## GIVEN TASK
For every line in the data below that contains "link", copy the line.

## Dataset records
<<<<

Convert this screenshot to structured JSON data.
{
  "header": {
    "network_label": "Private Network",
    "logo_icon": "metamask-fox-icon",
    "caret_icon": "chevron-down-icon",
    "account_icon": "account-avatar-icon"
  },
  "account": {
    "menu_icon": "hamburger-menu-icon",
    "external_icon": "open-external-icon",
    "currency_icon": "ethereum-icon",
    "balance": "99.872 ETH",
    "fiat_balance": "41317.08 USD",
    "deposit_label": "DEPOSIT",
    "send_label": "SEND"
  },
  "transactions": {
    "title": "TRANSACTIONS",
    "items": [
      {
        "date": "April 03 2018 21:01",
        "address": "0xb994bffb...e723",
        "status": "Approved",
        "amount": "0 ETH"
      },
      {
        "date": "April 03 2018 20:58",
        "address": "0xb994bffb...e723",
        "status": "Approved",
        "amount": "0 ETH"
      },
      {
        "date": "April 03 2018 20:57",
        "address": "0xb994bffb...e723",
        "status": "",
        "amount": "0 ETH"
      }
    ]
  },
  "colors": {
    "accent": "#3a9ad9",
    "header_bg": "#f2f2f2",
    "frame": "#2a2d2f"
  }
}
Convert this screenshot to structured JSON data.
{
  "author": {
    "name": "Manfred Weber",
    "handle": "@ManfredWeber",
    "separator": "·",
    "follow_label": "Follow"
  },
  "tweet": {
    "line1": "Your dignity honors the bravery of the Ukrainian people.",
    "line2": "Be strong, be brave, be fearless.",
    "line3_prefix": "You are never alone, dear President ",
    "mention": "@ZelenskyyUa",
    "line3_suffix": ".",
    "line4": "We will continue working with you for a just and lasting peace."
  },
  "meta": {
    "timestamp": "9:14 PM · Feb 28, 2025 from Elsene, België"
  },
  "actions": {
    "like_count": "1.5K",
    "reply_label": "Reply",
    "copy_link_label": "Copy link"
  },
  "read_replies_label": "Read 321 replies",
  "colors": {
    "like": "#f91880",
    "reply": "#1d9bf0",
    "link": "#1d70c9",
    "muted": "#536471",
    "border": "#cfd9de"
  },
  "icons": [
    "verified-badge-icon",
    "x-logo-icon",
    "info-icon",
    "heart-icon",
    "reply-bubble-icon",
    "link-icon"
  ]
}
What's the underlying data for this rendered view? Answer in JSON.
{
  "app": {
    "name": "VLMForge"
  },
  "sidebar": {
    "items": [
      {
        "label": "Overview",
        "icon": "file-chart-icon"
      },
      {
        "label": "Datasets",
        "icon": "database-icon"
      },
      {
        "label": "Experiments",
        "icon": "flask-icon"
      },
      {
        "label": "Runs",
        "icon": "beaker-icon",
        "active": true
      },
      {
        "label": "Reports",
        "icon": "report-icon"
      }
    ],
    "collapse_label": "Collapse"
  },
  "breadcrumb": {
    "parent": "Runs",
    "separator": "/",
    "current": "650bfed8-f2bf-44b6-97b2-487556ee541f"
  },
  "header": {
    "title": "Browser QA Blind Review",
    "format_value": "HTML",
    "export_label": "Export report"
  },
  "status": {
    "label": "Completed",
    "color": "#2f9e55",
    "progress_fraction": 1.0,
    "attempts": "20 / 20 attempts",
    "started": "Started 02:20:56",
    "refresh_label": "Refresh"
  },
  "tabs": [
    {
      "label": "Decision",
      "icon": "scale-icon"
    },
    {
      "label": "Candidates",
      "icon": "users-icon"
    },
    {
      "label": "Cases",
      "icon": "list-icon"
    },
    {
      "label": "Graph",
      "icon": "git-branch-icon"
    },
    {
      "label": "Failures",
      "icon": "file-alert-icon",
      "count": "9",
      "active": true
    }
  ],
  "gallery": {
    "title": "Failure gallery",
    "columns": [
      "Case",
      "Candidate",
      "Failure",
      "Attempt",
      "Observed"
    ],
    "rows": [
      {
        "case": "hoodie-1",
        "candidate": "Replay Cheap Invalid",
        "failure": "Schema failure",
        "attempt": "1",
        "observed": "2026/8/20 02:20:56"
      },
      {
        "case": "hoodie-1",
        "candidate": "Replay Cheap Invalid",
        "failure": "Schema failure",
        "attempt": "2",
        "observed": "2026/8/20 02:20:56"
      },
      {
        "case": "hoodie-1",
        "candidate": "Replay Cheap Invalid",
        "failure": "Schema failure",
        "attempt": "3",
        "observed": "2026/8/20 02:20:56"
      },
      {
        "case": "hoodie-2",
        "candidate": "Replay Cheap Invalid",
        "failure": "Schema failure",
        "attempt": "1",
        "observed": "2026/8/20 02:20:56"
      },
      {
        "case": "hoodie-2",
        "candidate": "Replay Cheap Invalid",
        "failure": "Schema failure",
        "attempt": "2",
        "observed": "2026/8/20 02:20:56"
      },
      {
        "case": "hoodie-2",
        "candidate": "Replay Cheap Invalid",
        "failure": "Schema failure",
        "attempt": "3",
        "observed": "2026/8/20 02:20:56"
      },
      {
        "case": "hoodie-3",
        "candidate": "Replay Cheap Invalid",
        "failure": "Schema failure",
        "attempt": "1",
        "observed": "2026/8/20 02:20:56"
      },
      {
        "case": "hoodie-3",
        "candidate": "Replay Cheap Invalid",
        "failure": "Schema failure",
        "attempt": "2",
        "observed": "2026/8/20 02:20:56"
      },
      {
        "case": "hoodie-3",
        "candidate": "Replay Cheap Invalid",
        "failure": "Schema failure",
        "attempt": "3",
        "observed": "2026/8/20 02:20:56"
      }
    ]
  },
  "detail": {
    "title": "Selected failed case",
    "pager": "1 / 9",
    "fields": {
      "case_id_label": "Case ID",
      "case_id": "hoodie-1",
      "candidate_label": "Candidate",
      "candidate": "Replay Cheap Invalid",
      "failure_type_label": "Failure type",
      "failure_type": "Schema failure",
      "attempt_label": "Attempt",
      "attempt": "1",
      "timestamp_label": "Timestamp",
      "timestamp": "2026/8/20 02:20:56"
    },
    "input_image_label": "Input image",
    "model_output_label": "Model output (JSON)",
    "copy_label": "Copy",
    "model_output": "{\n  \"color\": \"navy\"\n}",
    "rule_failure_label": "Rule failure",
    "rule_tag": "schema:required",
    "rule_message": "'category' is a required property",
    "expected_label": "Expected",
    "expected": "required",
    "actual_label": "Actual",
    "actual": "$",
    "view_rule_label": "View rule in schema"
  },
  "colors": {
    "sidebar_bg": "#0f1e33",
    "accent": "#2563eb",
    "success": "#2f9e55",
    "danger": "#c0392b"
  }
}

>>>>

## ANSWER TO THIS PROBLEM
    "copy_link_label": "Copy link"
    "link": "#1d70c9",
    "link-icon"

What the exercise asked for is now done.